[Exercise objective]
Copy the passage on payor provider scoring systems from "We are beginning" up to and including "data being used.", substituting "examination" for "audit".

By John H. Fisher II
June 19, 2014
Very recently, we have seen commercial payors begin to roll out provider scoring systems. Information about the specifics of these systems is still developing, so I am not providing details at this time. Some of you may have already encountered this issue in connection with United Health’s provider tiering system.
Under this scoring system, payors will rate providers based on quality and cost. Provider ratings for cost and quality are made public by publication on the payor’s website. It is our understanding that health insurance products may be offered in the future that provide incentives for patients to select providers who have better quality and/or cost rankings. For example, patients may have a lower co-pay if they receive service from a provider with a better quality and/or cost ranking.
The problem with this system is that it is not clear what data is being used by the payor to rank providers. In at least some cases, the data being used appears to be highly inaccurate and may include data that is not impacted by the specific provider.
Providers should become aware of any provider rating systems being implemented by payors. You should determine how you rank in all aspects of the payor’s system. If your rating is less than satisfactory, you should push the payor to provide you with the data it used to make its determination. You may discover the data that is being used is inaccurate, incomplete, or overly broad. For example, the payor’s system may include the services of providers who refer to you and/or to whom you make referrals. This may result in inclusion of data over which you have absolutely no control.
We are beginning to hear stories of payors imposing unreasonable burdens on providers who want to investigate the data being used to rate them. For example, providers may be given a very short window in which to review applicable data. Provider review may require audit of the individual patient records. If the number of claims is large, the provider may be forced to expend significant resources just to verify the data being used.
A provider could be seriously damaged if the data used as the basis for the rating is flawed. In addition to devotion of resources to question the data, the publication of an inaccurate rating could cause a loss of patients and revenue to the practice. Practice losses will be even more serious if payors launch insurance products that provide financial incentives to patients to steer away from providers and who have less than favorable ratings.

[Provided data]
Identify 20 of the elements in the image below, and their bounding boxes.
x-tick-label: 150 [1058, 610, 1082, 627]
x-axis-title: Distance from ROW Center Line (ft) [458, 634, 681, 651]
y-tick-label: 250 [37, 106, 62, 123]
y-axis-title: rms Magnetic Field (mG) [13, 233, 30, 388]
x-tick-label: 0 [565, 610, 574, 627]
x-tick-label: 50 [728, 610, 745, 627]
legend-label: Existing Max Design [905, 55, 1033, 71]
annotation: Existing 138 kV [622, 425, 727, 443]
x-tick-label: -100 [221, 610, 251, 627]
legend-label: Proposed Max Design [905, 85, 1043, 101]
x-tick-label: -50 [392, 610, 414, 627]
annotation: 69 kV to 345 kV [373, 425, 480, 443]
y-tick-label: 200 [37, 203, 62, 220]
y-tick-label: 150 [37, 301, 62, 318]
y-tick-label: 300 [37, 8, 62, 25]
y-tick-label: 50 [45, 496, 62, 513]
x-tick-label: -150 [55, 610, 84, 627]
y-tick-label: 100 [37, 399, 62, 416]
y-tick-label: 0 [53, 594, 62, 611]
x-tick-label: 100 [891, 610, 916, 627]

[Exercise answer]
We are beginning to hear stories of payors imposing unreasonable burdens on providers who want to investigate the data being used to rate them. For example, providers may be given a very short window in which to review applicable data. Provider review may require examination of the individual patient records. If the number of claims is large, the provider may be forced to expend significant resources just to verify the data being used.